**Task:** Find each line with the string "Admin" and report it.

**Provided data:**
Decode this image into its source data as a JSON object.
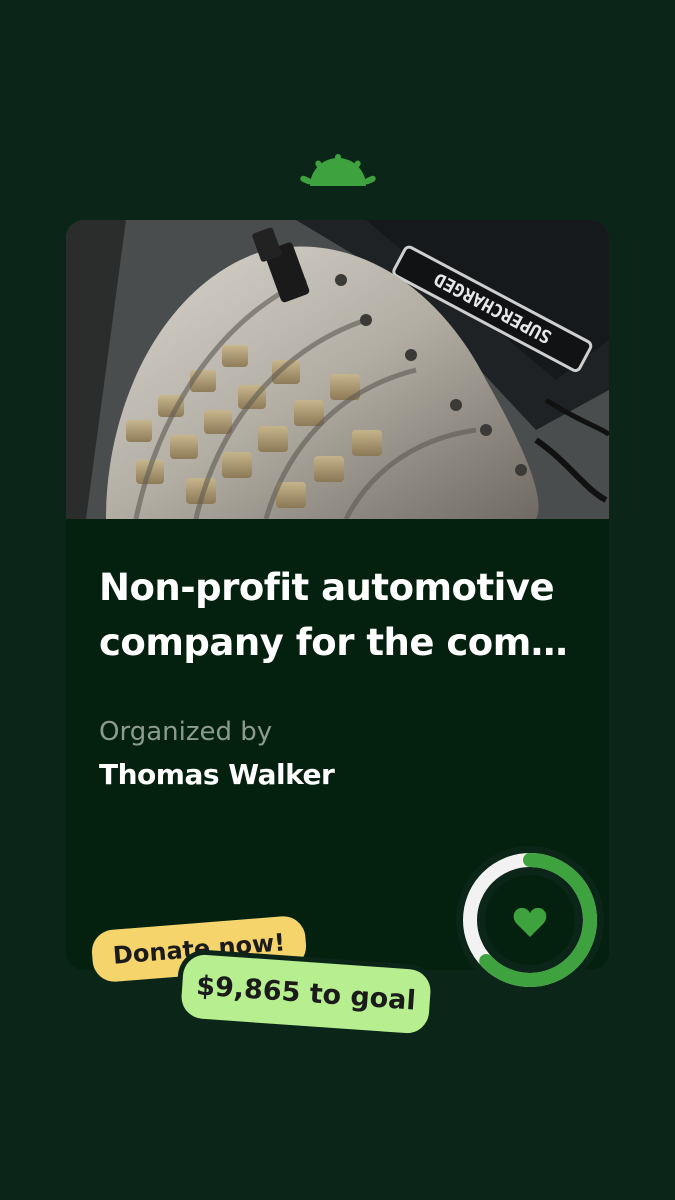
{
  "brand": {
    "logo_icon": "sunrise-logo-icon",
    "accent_color": "#3ea33e"
  },
  "fundraiser": {
    "image_alt": "supercharger-engine-photo",
    "engine_badge_text": "SUPERCHARGED",
    "title_line1": "Non-profit automotive",
    "title_line2": "company for the comm...",
    "organized_label": "Organized by",
    "organizer_name": "Thomas Walker",
    "progress_fraction": 0.63,
    "progress_color": "#3ea33e",
    "heart_icon": "heart-icon"
  },
  "cta": {
    "donate_label": "Donate now!",
    "goal_label": "$9,865 to goal",
    "donate_color": "#f5d46b",
    "goal_color": "#b6ee90"
  }
}
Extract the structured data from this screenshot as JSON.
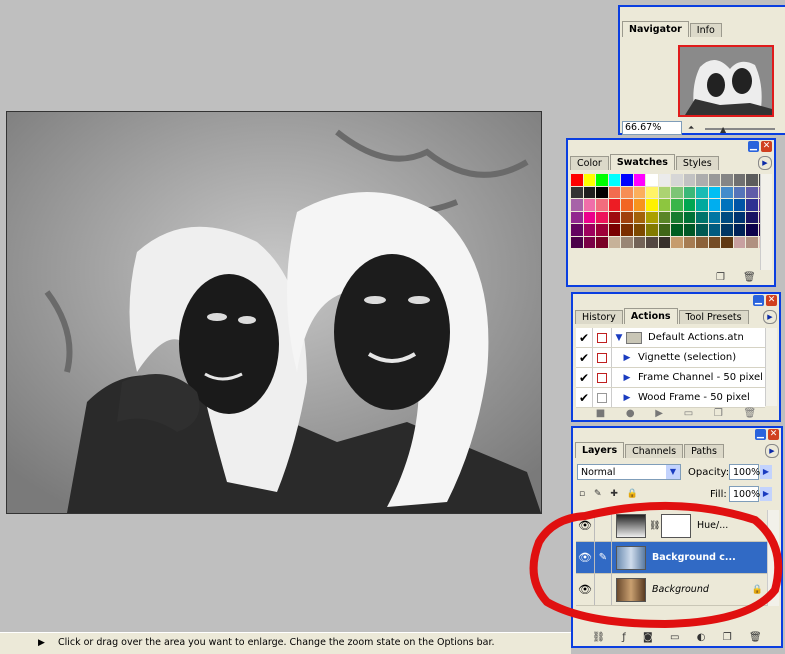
{
  "status_bar": {
    "message": "Click or drag over the area you want to enlarge. Change the zoom state on the Options bar."
  },
  "navigator": {
    "tabs": [
      {
        "label": "Navigator"
      },
      {
        "label": "Info"
      }
    ],
    "zoom": "66.67%"
  },
  "swatches_panel": {
    "tabs": [
      {
        "label": "Color"
      },
      {
        "label": "Swatches"
      },
      {
        "label": "Styles"
      }
    ]
  },
  "actions_panel": {
    "tabs": [
      {
        "label": "History"
      },
      {
        "label": "Actions"
      },
      {
        "label": "Tool Presets"
      }
    ],
    "items": [
      {
        "label": "Default Actions.atn",
        "checked": true
      },
      {
        "label": "Vignette (selection)",
        "checked": true
      },
      {
        "label": "Frame Channel - 50 pixel",
        "checked": true
      },
      {
        "label": "Wood Frame - 50 pixel",
        "checked": true
      }
    ]
  },
  "layers_panel": {
    "tabs": [
      {
        "label": "Layers"
      },
      {
        "label": "Channels"
      },
      {
        "label": "Paths"
      }
    ],
    "blend_mode": "Normal",
    "opacity_label": "Opacity:",
    "opacity_value": "100%",
    "fill_label": "Fill:",
    "fill_value": "100%",
    "layers": [
      {
        "name": "Hue/...",
        "selected": false
      },
      {
        "name": "Background c...",
        "selected": true
      },
      {
        "name": "Background",
        "selected": false
      }
    ]
  },
  "colors": {
    "selection": "#316ac5",
    "panel_border": "#0a3ee0",
    "annotation_red": "#e01010"
  },
  "swatch_colors": [
    "#ff0000",
    "#ffff00",
    "#00ff00",
    "#00ffff",
    "#0000ff",
    "#ff00ff",
    "#ffffff",
    "#ebebeb",
    "#d6d6d6",
    "#c2c2c2",
    "#adadad",
    "#999999",
    "#858585",
    "#707070",
    "#5c5c5c",
    "#474747",
    "#333333",
    "#1f1f1f",
    "#000000",
    "#f26c4f",
    "#f68e55",
    "#fbaf5c",
    "#fff467",
    "#acd372",
    "#7cc576",
    "#3bb878",
    "#1abbb4",
    "#00bff3",
    "#438ccb",
    "#5574b9",
    "#605ca8",
    "#855fa8",
    "#a763a8",
    "#f06ea9",
    "#f26d7d",
    "#ed1c24",
    "#f26522",
    "#f7941d",
    "#fff200",
    "#8dc63f",
    "#39b54a",
    "#00a651",
    "#00a99d",
    "#00aeef",
    "#0072bc",
    "#0054a6",
    "#2e3192",
    "#662d91",
    "#92278f",
    "#ec008c",
    "#ed145b",
    "#9e0b0f",
    "#a0410d",
    "#a3620a",
    "#aba000",
    "#598527",
    "#197b30",
    "#007236",
    "#00746b",
    "#0076a3",
    "#004a80",
    "#003471",
    "#1b1464",
    "#440e62",
    "#630460",
    "#9e005d",
    "#9e0039",
    "#790000",
    "#7b2e00",
    "#7d4900",
    "#827b00",
    "#406618",
    "#005e20",
    "#005826",
    "#005952",
    "#005b7f",
    "#003663",
    "#002157",
    "#0d004c",
    "#32004b",
    "#4b0049",
    "#7b0046",
    "#7a0026",
    "#c7b299",
    "#998675",
    "#736357",
    "#534741",
    "#37302a",
    "#c69c6d",
    "#a67c52",
    "#8c6239",
    "#754c24",
    "#603913",
    "#c8a0a0",
    "#b09080",
    "#e8c4c0"
  ]
}
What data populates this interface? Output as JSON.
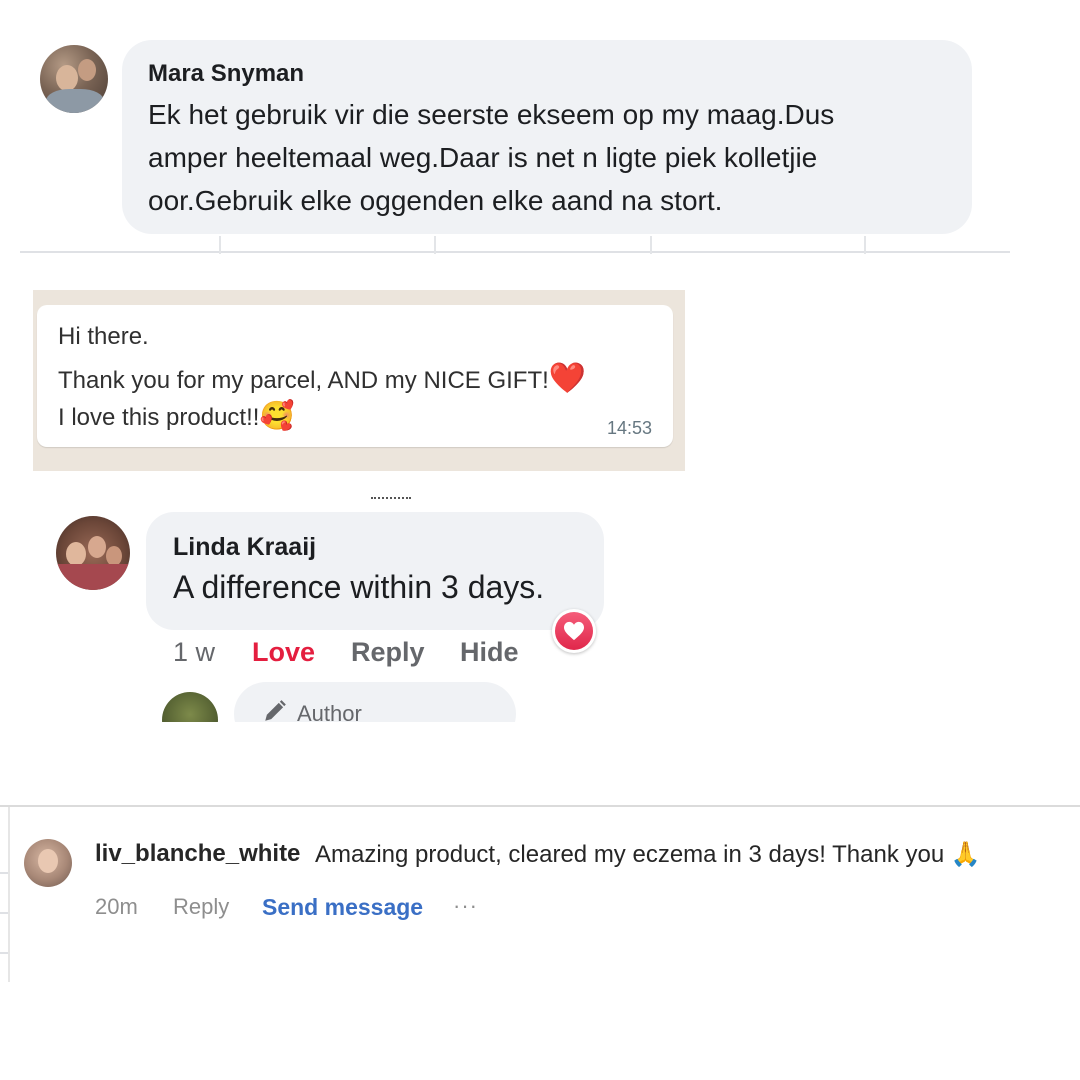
{
  "comment_1": {
    "author": "Mara Snyman",
    "text_lines": [
      "Ek het gebruik vir die seerste ekseem op my maag.Dus",
      "amper heeltemaal weg.Daar is net n ligte piek kolletjie",
      "oor.Gebruik elke oggenden elke aand na stort."
    ]
  },
  "whatsapp_message": {
    "lines": [
      "Hi there.",
      "Thank you for my parcel, AND my NICE GIFT!",
      "I love this product!!"
    ],
    "emoji_1": "❤️",
    "emoji_2": "🥰",
    "time": "14:53"
  },
  "comment_2": {
    "author": "Linda Kraaij",
    "text": "A difference within 3 days.",
    "time": "1 w",
    "actions": {
      "love": "Love",
      "reply": "Reply",
      "hide": "Hide"
    },
    "reaction_icon": "heart-icon",
    "reply_box_label": "Author"
  },
  "comment_3": {
    "username": "liv_blanche_white",
    "text": "Amazing product, cleared my eczema in 3 days! Thank you",
    "emoji": "🙏",
    "time": "20m",
    "reply_label": "Reply",
    "send_label": "Send message",
    "more_label": "···"
  },
  "colors": {
    "bubble_bg": "#f0f2f5",
    "love_red": "#e41e3f",
    "link_blue": "#3a6fc5",
    "whatsapp_bg": "#ece5dc"
  }
}
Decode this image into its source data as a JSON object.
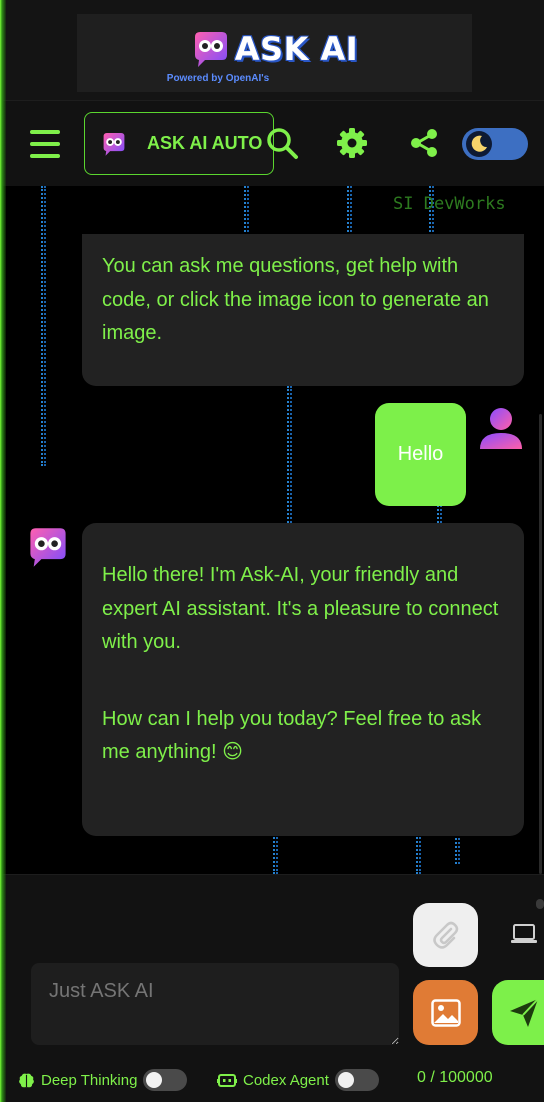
{
  "brand": {
    "title": "ASK AI",
    "subtitle": "Powered by OpenAI's"
  },
  "nav": {
    "mode_label": "ASK AI AUTO",
    "icons": [
      "menu-icon",
      "bot-avatar-icon",
      "search-icon",
      "gear-icon",
      "share-icon",
      "moon-icon"
    ],
    "theme": "dark"
  },
  "chat": {
    "watermark": "SI DevWorks",
    "messages": [
      {
        "role": "assistant",
        "text": "You can ask me questions, get help with code, or click the image icon to generate an image."
      },
      {
        "role": "user",
        "text": "Hello"
      },
      {
        "role": "assistant",
        "paragraphs": [
          "Hello there! I'm Ask-AI, your friendly and expert AI assistant. It's a pleasure to connect with you.",
          "How can I help you today? Feel free to ask me anything! 😊"
        ]
      }
    ]
  },
  "composer": {
    "placeholder": "Just ASK AI",
    "buttons": [
      "paperclip-icon",
      "laptop-icon",
      "image-icon",
      "send-icon"
    ]
  },
  "footer": {
    "deep_thinking_label": "Deep Thinking",
    "deep_thinking_on": false,
    "codex_agent_label": "Codex Agent",
    "codex_agent_on": false,
    "char_counter": "0 / 100000"
  },
  "colors": {
    "accent": "#7ff04a",
    "bubble": "#222222",
    "image_button": "#e07b35",
    "toggle": "#3d6fc2"
  }
}
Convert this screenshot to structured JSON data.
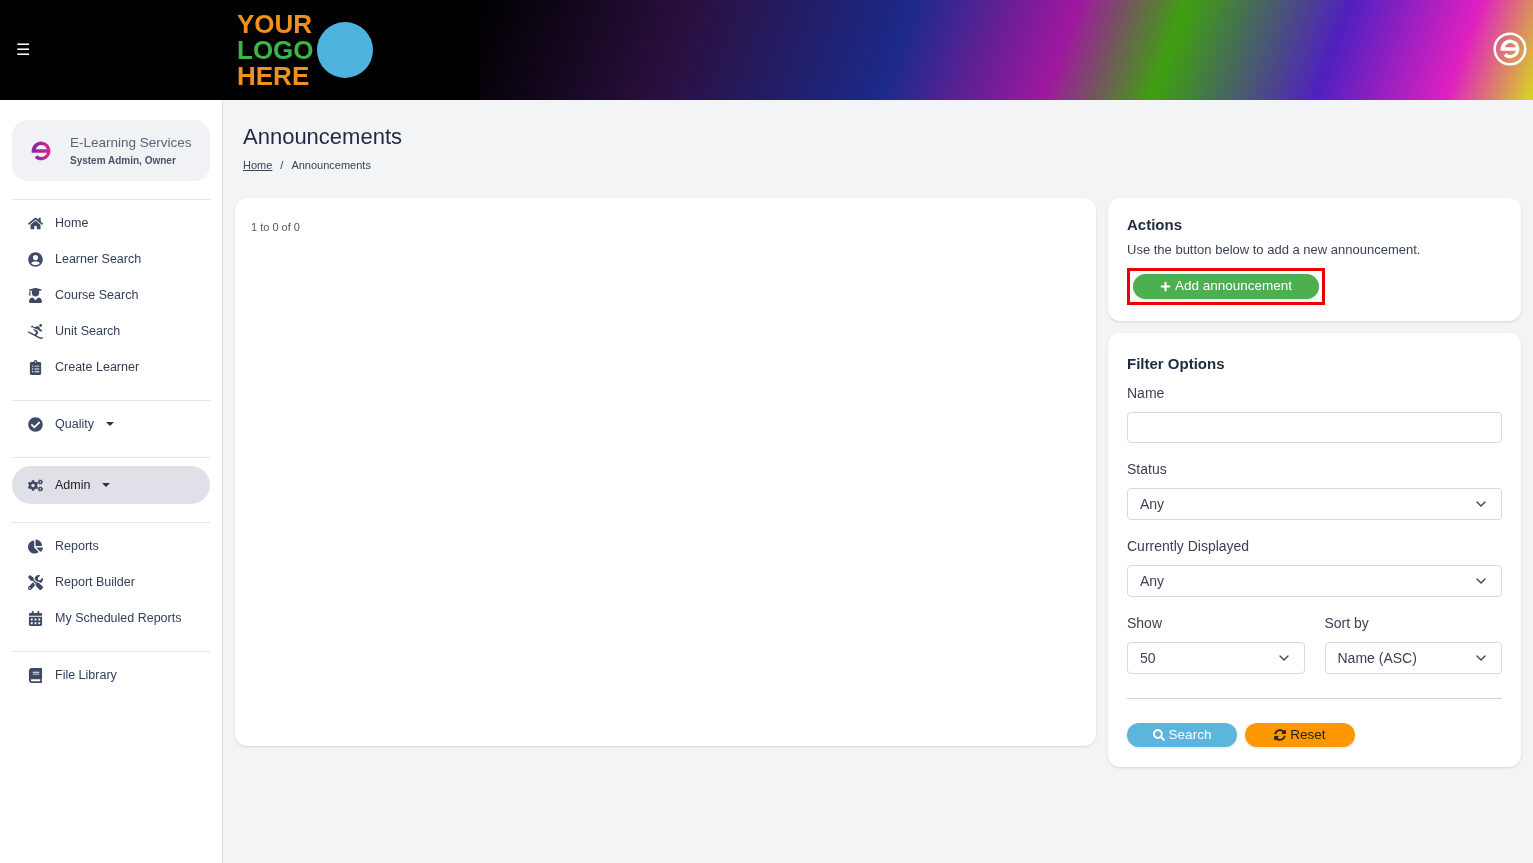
{
  "header": {
    "menu_icon": "☰",
    "logo": [
      "YOUR",
      "LOGO",
      "HERE"
    ]
  },
  "account": {
    "name": "E-Learning Services",
    "role": "System Admin, Owner"
  },
  "sidebar": {
    "groups": [
      [
        {
          "label": "Home",
          "selected": false,
          "dropdown": false
        },
        {
          "label": "Learner Search",
          "selected": false,
          "dropdown": false
        },
        {
          "label": "Course Search",
          "selected": false,
          "dropdown": false
        },
        {
          "label": "Unit Search",
          "selected": false,
          "dropdown": false
        },
        {
          "label": "Create Learner",
          "selected": false,
          "dropdown": false
        }
      ],
      [
        {
          "label": "Quality",
          "selected": false,
          "dropdown": true
        }
      ],
      [
        {
          "label": "Admin",
          "selected": true,
          "dropdown": true
        }
      ],
      [
        {
          "label": "Reports",
          "selected": false,
          "dropdown": false
        },
        {
          "label": "Report Builder",
          "selected": false,
          "dropdown": false
        },
        {
          "label": "My Scheduled Reports",
          "selected": false,
          "dropdown": false
        }
      ],
      [
        {
          "label": "File Library",
          "selected": false,
          "dropdown": false
        }
      ]
    ]
  },
  "page": {
    "title": "Announcements",
    "breadcrumb_separator": "/",
    "breadcrumb": [
      {
        "label": "Home",
        "link": true
      },
      {
        "label": "Announcements",
        "link": false
      }
    ]
  },
  "results": {
    "summary": "1 to 0 of 0"
  },
  "actions": {
    "title": "Actions",
    "text": "Use the button below to add a new announcement.",
    "button": {
      "label": "Add announcement",
      "highlighted": true
    }
  },
  "filters": {
    "title": "Filter Options",
    "fields": [
      {
        "kind": "text",
        "label": "Name"
      },
      {
        "kind": "select",
        "label": "Status",
        "value": "Any"
      },
      {
        "kind": "select",
        "label": "Currently Displayed",
        "value": "Any"
      }
    ],
    "pair": [
      {
        "kind": "select",
        "label": "Show",
        "value": "50"
      },
      {
        "kind": "select",
        "label": "Sort by",
        "value": "Name (ASC)"
      }
    ],
    "buttons": [
      {
        "kind": "search",
        "label": "Search"
      },
      {
        "kind": "reset",
        "label": "Reset"
      }
    ]
  }
}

**Solution to this task:**
    "role": "System Admin, Owner"
          "label": "Admin",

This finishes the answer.